§ TASK INPUT:
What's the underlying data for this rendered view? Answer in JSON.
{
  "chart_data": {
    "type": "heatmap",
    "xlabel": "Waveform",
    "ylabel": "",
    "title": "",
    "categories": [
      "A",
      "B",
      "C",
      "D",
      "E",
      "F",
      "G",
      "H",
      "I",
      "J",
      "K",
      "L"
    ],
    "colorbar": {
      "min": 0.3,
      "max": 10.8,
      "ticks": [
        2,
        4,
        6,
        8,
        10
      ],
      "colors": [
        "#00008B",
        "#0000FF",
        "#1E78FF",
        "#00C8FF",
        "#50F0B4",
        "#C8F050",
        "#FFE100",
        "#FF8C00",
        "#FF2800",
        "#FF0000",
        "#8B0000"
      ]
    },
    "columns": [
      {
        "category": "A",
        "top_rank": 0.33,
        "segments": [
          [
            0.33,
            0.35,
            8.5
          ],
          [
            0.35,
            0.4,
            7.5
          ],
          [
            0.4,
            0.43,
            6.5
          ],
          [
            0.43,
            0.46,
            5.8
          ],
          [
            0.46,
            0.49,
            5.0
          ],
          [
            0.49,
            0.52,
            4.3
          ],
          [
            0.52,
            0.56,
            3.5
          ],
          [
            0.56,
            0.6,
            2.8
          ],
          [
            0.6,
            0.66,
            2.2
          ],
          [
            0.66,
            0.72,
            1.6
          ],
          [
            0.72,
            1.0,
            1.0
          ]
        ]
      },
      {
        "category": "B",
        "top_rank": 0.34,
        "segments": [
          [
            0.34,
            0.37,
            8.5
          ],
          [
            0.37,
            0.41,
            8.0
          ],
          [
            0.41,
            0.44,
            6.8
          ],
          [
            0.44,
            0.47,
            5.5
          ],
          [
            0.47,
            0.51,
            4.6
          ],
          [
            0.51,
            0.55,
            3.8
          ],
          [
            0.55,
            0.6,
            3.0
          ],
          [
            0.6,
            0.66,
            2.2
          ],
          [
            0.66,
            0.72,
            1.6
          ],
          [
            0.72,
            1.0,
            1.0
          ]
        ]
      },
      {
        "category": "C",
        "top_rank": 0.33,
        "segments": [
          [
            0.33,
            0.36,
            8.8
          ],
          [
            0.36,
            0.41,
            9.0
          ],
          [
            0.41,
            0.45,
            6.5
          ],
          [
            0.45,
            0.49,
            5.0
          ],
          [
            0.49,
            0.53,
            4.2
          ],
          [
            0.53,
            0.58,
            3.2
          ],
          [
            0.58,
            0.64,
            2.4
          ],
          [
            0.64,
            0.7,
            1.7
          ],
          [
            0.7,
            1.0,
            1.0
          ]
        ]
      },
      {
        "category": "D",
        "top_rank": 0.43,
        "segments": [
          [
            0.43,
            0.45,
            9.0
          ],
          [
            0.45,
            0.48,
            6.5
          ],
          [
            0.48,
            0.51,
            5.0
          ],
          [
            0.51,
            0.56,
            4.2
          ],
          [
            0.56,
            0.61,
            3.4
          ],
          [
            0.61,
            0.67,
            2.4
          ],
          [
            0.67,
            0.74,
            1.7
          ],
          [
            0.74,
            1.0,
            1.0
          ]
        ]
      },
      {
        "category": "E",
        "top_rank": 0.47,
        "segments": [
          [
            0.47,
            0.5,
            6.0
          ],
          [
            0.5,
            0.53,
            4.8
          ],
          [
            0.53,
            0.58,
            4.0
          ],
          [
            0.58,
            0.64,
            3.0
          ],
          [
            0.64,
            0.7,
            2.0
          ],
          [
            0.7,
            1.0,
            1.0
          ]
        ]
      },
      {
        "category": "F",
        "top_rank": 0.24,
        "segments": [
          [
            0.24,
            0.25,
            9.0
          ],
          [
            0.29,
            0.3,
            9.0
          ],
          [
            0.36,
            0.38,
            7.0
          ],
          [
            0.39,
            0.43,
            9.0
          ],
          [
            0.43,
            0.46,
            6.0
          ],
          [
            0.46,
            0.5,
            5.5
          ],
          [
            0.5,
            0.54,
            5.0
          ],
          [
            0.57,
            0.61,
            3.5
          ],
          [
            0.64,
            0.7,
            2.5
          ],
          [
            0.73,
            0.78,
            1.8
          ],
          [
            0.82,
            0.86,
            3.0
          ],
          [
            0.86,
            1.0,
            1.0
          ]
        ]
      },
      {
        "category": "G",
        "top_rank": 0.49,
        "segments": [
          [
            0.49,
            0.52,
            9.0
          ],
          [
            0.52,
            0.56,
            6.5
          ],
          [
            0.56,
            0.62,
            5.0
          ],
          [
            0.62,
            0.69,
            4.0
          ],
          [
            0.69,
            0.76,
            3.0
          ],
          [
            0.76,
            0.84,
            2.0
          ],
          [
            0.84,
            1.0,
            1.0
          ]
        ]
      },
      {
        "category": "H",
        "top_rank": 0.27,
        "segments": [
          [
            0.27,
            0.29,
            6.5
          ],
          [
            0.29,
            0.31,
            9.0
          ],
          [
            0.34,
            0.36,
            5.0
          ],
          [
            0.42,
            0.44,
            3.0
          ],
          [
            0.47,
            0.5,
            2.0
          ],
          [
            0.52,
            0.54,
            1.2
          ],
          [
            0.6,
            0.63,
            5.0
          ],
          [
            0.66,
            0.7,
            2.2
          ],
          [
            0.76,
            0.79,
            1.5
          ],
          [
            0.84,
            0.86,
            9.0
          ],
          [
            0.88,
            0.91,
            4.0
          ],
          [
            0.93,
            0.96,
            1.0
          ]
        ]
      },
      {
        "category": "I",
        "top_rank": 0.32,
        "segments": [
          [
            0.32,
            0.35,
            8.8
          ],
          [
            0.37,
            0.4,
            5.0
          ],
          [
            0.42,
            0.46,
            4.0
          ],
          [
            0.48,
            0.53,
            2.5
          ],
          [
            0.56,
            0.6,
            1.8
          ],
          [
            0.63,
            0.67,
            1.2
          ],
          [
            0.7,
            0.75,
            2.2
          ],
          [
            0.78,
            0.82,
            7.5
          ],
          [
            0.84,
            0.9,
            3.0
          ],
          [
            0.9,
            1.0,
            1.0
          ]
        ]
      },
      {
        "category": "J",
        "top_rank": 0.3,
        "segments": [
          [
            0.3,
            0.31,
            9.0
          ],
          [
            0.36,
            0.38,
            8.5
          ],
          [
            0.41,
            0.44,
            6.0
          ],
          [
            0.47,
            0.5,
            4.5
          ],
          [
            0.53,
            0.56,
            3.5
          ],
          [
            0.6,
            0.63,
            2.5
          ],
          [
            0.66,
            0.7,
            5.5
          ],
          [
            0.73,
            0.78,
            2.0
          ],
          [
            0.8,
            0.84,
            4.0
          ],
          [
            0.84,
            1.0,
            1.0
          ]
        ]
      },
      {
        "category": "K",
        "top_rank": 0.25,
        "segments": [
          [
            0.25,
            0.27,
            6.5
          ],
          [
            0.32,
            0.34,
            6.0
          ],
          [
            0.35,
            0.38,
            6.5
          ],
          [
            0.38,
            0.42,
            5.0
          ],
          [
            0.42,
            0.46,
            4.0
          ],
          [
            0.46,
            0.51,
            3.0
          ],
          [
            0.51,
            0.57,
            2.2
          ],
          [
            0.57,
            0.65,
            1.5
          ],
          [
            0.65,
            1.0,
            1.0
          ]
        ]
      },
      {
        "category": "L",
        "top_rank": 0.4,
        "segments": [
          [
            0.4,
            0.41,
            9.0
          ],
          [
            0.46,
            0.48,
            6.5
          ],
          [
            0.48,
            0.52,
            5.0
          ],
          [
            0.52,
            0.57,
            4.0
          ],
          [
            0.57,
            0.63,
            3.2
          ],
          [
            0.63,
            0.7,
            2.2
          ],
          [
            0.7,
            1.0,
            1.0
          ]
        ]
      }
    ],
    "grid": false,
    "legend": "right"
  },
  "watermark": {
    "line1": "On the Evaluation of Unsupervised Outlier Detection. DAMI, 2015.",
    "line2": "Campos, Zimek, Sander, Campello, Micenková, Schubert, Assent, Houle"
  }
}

§ WHAT THE TASK ASKS:
In the records above, how many lines contain the word "category"? Give the number alone.

§ CORRECT RESULT:
12